Written task: Select lines where the word "Beverage" appears.

START Exercise material

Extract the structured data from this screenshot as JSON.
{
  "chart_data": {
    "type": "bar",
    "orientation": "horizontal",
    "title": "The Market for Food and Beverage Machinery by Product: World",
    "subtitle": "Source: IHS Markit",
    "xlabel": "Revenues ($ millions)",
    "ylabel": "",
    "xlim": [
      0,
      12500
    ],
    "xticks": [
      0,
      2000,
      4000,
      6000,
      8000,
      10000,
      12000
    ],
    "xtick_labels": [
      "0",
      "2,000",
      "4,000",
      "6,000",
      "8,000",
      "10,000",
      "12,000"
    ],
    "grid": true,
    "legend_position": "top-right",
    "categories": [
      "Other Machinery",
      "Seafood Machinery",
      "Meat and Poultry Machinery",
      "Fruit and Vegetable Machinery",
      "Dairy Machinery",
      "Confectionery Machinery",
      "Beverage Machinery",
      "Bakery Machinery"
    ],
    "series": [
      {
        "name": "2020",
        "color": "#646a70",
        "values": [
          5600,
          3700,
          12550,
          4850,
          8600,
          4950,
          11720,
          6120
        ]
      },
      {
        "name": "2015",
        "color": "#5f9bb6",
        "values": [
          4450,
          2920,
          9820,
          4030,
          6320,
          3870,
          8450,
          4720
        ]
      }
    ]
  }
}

END Exercise material

Expected answer:
    "title": "The Market for Food and Beverage Machinery by Product: World",
      "Beverage Machinery",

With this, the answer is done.